** begin Provided records **

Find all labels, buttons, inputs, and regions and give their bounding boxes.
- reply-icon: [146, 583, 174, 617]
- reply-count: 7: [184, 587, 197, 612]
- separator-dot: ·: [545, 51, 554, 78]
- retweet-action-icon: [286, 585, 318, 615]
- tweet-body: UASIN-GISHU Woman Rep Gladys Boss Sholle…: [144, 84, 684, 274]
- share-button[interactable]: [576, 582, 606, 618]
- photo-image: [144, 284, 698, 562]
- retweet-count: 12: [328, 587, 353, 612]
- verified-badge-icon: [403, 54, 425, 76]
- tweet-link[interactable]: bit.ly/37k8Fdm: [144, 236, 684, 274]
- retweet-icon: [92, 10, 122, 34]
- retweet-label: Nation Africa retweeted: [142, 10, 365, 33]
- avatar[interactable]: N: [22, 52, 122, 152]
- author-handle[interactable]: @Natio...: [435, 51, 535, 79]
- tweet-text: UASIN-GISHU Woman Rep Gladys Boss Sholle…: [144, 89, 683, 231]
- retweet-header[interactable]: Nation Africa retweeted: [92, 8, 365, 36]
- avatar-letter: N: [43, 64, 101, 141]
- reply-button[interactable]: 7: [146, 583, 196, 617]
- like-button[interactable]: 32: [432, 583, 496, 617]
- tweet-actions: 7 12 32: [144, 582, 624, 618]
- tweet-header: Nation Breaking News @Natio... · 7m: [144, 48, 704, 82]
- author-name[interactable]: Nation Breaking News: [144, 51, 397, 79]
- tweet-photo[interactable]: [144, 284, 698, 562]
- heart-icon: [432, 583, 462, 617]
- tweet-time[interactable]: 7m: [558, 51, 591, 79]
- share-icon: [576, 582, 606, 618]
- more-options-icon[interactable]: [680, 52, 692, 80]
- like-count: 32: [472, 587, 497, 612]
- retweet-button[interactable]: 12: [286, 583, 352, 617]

** end Provided records **

* [Exercise instructions]: Convert the lines running from the start of the entries through the line containing "- retweet-action-icon: [286, 585, 318, 615]" into a numbered list, omitting blank lines. Include both of those lines and nothing beyond them.

* [Task answer]:
1. Find all labels, buttons, inputs, and regions and give their bounding boxes.
2. - reply-icon: [146, 583, 174, 617]
3. - reply-count: 7: [184, 587, 197, 612]
4. - separator-dot: ·: [545, 51, 554, 78]
5. - retweet-action-icon: [286, 585, 318, 615]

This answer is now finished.